**Task prompt**. Set each record down exactly, excluding all images.

-- Start of Stored data --

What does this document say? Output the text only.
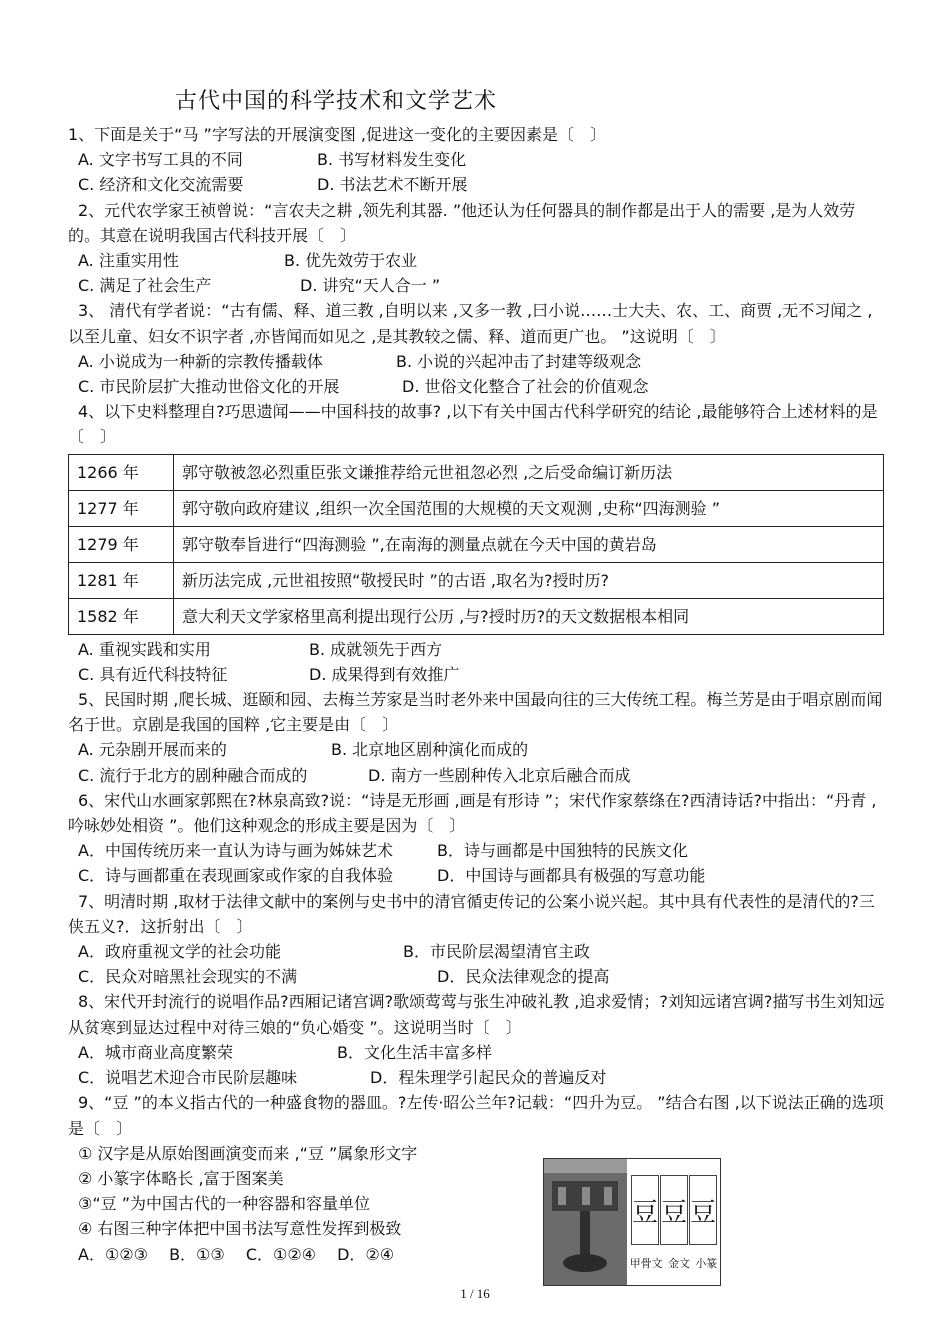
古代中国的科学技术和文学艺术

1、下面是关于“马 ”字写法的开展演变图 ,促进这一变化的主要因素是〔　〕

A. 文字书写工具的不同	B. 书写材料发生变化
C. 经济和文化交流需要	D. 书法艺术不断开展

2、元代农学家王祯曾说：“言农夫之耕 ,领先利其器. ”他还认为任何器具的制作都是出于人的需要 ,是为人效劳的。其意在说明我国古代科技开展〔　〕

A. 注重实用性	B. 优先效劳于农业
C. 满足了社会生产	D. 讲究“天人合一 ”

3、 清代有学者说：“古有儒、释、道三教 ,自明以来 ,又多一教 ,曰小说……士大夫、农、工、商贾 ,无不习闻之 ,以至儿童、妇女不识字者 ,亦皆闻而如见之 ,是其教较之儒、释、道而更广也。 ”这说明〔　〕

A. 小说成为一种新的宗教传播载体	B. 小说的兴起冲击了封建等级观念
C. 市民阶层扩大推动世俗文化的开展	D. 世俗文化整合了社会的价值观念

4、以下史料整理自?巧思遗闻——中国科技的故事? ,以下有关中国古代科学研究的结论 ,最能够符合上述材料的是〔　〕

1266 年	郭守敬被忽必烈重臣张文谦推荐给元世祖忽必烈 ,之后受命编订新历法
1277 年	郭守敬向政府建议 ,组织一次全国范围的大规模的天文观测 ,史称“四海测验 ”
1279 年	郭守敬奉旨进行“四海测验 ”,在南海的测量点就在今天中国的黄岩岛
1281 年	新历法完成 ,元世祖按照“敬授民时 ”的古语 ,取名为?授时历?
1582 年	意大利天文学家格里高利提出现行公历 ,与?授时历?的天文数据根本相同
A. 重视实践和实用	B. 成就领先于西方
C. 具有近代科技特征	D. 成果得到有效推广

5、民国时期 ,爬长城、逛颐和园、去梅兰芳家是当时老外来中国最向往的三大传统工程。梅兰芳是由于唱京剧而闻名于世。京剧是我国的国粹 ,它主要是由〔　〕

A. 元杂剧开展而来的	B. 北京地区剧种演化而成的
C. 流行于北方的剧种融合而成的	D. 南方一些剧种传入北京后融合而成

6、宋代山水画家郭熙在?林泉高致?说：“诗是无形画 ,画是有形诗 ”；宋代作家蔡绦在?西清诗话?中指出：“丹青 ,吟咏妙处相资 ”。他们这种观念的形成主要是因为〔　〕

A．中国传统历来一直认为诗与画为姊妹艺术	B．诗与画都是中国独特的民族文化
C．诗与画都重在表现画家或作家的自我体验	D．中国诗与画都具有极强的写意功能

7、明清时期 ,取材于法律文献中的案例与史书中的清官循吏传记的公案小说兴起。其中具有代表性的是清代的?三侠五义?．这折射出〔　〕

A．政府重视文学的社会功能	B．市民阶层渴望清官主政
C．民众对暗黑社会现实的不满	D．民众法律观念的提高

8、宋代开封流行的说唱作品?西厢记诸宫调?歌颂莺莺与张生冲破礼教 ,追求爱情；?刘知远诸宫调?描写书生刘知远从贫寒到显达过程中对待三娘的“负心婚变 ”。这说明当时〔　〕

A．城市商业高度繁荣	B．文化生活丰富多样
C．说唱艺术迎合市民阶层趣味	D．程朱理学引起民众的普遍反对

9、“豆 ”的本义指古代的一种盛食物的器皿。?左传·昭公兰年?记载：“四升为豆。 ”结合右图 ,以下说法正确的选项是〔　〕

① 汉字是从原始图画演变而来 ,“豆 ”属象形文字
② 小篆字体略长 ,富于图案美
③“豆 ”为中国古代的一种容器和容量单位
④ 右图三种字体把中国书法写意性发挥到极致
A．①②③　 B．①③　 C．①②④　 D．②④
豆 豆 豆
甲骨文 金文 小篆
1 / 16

-- End of Stored data --

**Written response**.
What does this document say? Output the text only.
古代中国的科学技术和文学艺术

1、下面是关于“马 ”字写法的开展演变图 ,促进这一变化的主要因素是〔　〕

A. 文字书写工具的不同	B. 书写材料发生变化
C. 经济和文化交流需要	D. 书法艺术不断开展

2、元代农学家王祯曾说：“言农夫之耕 ,领先利其器. ”他还认为任何器具的制作都是出于人的需要 ,是为人效劳的。其意在说明我国古代科技开展〔　〕

A. 注重实用性	B. 优先效劳于农业
C. 满足了社会生产	D. 讲究“天人合一 ”

3、 清代有学者说：“古有儒、释、道三教 ,自明以来 ,又多一教 ,曰小说……士大夫、农、工、商贾 ,无不习闻之 ,以至儿童、妇女不识字者 ,亦皆闻而如见之 ,是其教较之儒、释、道而更广也。 ”这说明〔　〕

A. 小说成为一种新的宗教传播载体	B. 小说的兴起冲击了封建等级观念
C. 市民阶层扩大推动世俗文化的开展	D. 世俗文化整合了社会的价值观念

4、以下史料整理自?巧思遗闻——中国科技的故事? ,以下有关中国古代科学研究的结论 ,最能够符合上述材料的是〔　〕

1266 年	郭守敬被忽必烈重臣张文谦推荐给元世祖忽必烈 ,之后受命编订新历法
1277 年	郭守敬向政府建议 ,组织一次全国范围的大规模的天文观测 ,史称“四海测验 ”
1279 年	郭守敬奉旨进行“四海测验 ”,在南海的测量点就在今天中国的黄岩岛
1281 年	新历法完成 ,元世祖按照“敬授民时 ”的古语 ,取名为?授时历?
1582 年	意大利天文学家格里高利提出现行公历 ,与?授时历?的天文数据根本相同
A. 重视实践和实用	B. 成就领先于西方
C. 具有近代科技特征	D. 成果得到有效推广

5、民国时期 ,爬长城、逛颐和园、去梅兰芳家是当时老外来中国最向往的三大传统工程。梅兰芳是由于唱京剧而闻名于世。京剧是我国的国粹 ,它主要是由〔　〕

A. 元杂剧开展而来的	B. 北京地区剧种演化而成的
C. 流行于北方的剧种融合而成的	D. 南方一些剧种传入北京后融合而成

6、宋代山水画家郭熙在?林泉高致?说：“诗是无形画 ,画是有形诗 ”；宋代作家蔡绦在?西清诗话?中指出：“丹青 ,吟咏妙处相资 ”。他们这种观念的形成主要是因为〔　〕

A．中国传统历来一直认为诗与画为姊妹艺术	B．诗与画都是中国独特的民族文化
C．诗与画都重在表现画家或作家的自我体验	D．中国诗与画都具有极强的写意功能

7、明清时期 ,取材于法律文献中的案例与史书中的清官循吏传记的公案小说兴起。其中具有代表性的是清代的?三侠五义?．这折射出〔　〕

A．政府重视文学的社会功能	B．市民阶层渴望清官主政
C．民众对暗黑社会现实的不满	D．民众法律观念的提高

8、宋代开封流行的说唱作品?西厢记诸宫调?歌颂莺莺与张生冲破礼教 ,追求爱情；?刘知远诸宫调?描写书生刘知远从贫寒到显达过程中对待三娘的“负心婚变 ”。这说明当时〔　〕

A．城市商业高度繁荣	B．文化生活丰富多样
C．说唱艺术迎合市民阶层趣味	D．程朱理学引起民众的普遍反对

9、“豆 ”的本义指古代的一种盛食物的器皿。?左传·昭公兰年?记载：“四升为豆。 ”结合右图 ,以下说法正确的选项是〔　〕

① 汉字是从原始图画演变而来 ,“豆 ”属象形文字
② 小篆字体略长 ,富于图案美
③“豆 ”为中国古代的一种容器和容量单位
④ 右图三种字体把中国书法写意性发挥到极致
A．①②③　 B．①③　 C．①②④　 D．②④
豆 豆 豆
甲骨文 金文 小篆
1 / 16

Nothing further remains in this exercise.